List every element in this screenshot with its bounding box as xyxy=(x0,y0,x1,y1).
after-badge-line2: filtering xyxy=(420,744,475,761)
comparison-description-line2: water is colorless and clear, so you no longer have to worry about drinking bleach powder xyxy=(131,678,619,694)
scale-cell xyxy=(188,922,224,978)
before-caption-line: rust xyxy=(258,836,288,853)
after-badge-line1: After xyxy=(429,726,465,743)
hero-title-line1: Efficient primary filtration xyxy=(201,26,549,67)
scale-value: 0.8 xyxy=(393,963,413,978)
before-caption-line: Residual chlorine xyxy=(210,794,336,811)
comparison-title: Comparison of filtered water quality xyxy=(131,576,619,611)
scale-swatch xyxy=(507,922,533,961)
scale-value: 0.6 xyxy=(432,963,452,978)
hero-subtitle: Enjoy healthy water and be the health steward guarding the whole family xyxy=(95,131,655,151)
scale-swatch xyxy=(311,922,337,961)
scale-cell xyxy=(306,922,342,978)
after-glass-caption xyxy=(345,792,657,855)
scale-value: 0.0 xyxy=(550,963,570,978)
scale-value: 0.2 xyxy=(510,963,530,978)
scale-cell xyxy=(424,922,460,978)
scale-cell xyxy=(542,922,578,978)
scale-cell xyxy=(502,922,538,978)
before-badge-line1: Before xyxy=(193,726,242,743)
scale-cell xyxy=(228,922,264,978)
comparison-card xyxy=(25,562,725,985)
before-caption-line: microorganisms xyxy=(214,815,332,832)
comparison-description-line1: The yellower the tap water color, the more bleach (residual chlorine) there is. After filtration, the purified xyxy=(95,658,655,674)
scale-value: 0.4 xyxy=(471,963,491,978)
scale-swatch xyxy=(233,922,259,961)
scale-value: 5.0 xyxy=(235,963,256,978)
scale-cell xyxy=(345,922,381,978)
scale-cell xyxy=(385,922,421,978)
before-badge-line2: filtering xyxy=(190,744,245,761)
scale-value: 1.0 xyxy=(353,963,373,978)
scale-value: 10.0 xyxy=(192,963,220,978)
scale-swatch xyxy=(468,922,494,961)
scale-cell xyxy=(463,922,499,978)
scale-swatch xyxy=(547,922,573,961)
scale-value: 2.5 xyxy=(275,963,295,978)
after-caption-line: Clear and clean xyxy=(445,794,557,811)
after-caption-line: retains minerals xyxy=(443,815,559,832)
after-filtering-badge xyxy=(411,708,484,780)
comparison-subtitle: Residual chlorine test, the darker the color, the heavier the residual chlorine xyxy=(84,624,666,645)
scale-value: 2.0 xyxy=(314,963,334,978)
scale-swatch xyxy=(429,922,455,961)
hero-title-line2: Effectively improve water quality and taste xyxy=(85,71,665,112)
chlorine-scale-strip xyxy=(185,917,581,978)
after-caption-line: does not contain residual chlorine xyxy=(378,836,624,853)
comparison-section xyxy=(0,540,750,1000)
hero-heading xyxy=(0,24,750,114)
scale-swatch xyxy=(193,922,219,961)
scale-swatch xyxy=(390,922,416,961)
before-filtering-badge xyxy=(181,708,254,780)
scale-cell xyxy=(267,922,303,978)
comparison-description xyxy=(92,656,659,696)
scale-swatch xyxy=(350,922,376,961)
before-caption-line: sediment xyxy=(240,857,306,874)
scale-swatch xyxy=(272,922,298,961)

==============================

| Short task |
Please format every line of the records above as a JSON list of strings, one string per line, with blank lines left out.

| Exercise result |
[
  "List every element in this screenshot with its bounding box as xyxy=(x0,y0,x1,y1).",
  "after-badge-line2: filtering xyxy=(420,744,475,761)",
  "comparison-description-line2: water is colorless and clear, so you no longer have to worry about drinking bleach powder xyxy=(131,678,619,694)",
  "scale-cell xyxy=(188,922,224,978)",
  "before-caption-line: rust xyxy=(258,836,288,853)",
  "after-badge-line1: After xyxy=(429,726,465,743)",
  "hero-title-line1: Efficient primary filtration xyxy=(201,26,549,67)",
  "scale-value: 0.8 xyxy=(393,963,413,978)",
  "before-caption-line: Residual chlorine xyxy=(210,794,336,811)",
  "comparison-title: Comparison of filtered water quality xyxy=(131,576,619,611)",
  "scale-swatch xyxy=(507,922,533,961)",
  "scale-value: 0.6 xyxy=(432,963,452,978)",
  "hero-subtitle: Enjoy healthy water and be the health steward guarding the whole family xyxy=(95,131,655,151)",
  "scale-swatch xyxy=(311,922,337,961)",
  "scale-cell xyxy=(306,922,342,978)",
  "after-glass-caption xyxy=(345,792,657,855)",
  "scale-value: 0.0 xyxy=(550,963,570,978)",
  "scale-value: 0.2 xyxy=(510,963,530,978)",
  "scale-cell xyxy=(424,922,460,978)",
  "scale-cell xyxy=(542,922,578,978)",
  "scale-cell xyxy=(502,922,538,978)",
  "before-badge-line1: Before xyxy=(193,726,242,743)",
  "scale-cell xyxy=(228,922,264,978)",
  "comparison-card xyxy=(25,562,725,985)",
  "before-caption-line: microorganisms xyxy=(214,815,332,832)",
  "comparison-description-line1: The yellower the tap water color, the more bleach (residual chlorine) there is. After filtration, the purified xyxy=(95,658,655,674)",
  "scale-value: 0.4 xyxy=(471,963,491,978)",
  "scale-swatch xyxy=(233,922,259,961)",
  "scale-value: 5.0 xyxy=(235,963,256,978)",
  "scale-cell xyxy=(345,922,381,978)",
  "scale-cell xyxy=(385,922,421,978)",
  "before-badge-line2: filtering xyxy=(190,744,245,761)",
  "scale-value: 1.0 xyxy=(353,963,373,978)",
  "scale-value: 10.0 xyxy=(192,963,220,978)",
  "scale-swatch xyxy=(468,922,494,961)",
  "scale-cell xyxy=(463,922,499,978)",
  "scale-swatch xyxy=(547,922,573,961)",
  "scale-value: 2.5 xyxy=(275,963,295,978)",
  "after-caption-line: Clear and clean xyxy=(445,794,557,811)",
  "after-caption-line: retains minerals xyxy=(443,815,559,832)",
  "after-filtering-badge xyxy=(411,708,484,780)",
  "comparison-subtitle: Residual chlorine test, the darker the color, the heavier the residual chlorine xyxy=(84,624,666,645)",
  "scale-value: 2.0 xyxy=(314,963,334,978)",
  "scale-swatch xyxy=(429,922,455,961)",
  "hero-title-line2: Effectively improve water quality and taste xyxy=(85,71,665,112)",
  "chlorine-scale-strip xyxy=(185,917,581,978)",
  "after-caption-line: does not contain residual chlorine xyxy=(378,836,624,853)",
  "comparison-section xyxy=(0,540,750,1000)",
  "hero-heading xyxy=(0,24,750,114)",
  "scale-swatch xyxy=(193,922,219,961)",
  "scale-swatch xyxy=(390,922,416,961)",
  "before-filtering-badge xyxy=(181,708,254,780)",
  "scale-cell xyxy=(267,922,303,978)",
  "comparison-description xyxy=(92,656,659,696)",
  "scale-swatch xyxy=(350,922,376,961)",
  "before-caption-line: sediment xyxy=(240,857,306,874)",
  "scale-swatch xyxy=(272,922,298,961)"
]